## Records supplied
========

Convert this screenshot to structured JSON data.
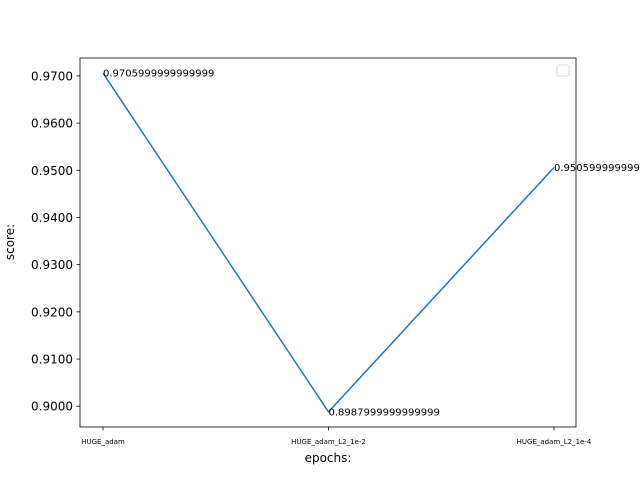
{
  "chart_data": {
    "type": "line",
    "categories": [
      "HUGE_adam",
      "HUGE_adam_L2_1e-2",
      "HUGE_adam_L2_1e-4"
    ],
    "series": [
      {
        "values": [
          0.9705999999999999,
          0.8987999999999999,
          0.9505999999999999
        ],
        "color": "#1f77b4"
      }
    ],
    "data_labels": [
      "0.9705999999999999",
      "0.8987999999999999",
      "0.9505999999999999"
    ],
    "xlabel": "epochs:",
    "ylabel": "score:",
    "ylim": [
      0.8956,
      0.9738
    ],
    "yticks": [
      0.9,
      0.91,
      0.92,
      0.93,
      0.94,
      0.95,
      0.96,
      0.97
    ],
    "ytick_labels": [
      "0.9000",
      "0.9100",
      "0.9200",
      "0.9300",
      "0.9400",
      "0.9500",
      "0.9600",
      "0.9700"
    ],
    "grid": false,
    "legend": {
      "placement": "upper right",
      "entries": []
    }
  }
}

========

## Objective
Copy all of the entries verbatim, leaving out any pictures they contain.

## Written solution
Convert this screenshot to structured JSON data.
{
  "chart_data": {
    "type": "line",
    "categories": [
      "HUGE_adam",
      "HUGE_adam_L2_1e-2",
      "HUGE_adam_L2_1e-4"
    ],
    "series": [
      {
        "values": [
          0.9705999999999999,
          0.8987999999999999,
          0.9505999999999999
        ],
        "color": "#1f77b4"
      }
    ],
    "data_labels": [
      "0.9705999999999999",
      "0.8987999999999999",
      "0.9505999999999999"
    ],
    "xlabel": "epochs:",
    "ylabel": "score:",
    "ylim": [
      0.8956,
      0.9738
    ],
    "yticks": [
      0.9,
      0.91,
      0.92,
      0.93,
      0.94,
      0.95,
      0.96,
      0.97
    ],
    "ytick_labels": [
      "0.9000",
      "0.9100",
      "0.9200",
      "0.9300",
      "0.9400",
      "0.9500",
      "0.9600",
      "0.9700"
    ],
    "grid": false,
    "legend": {
      "placement": "upper right",
      "entries": []
    }
  }
}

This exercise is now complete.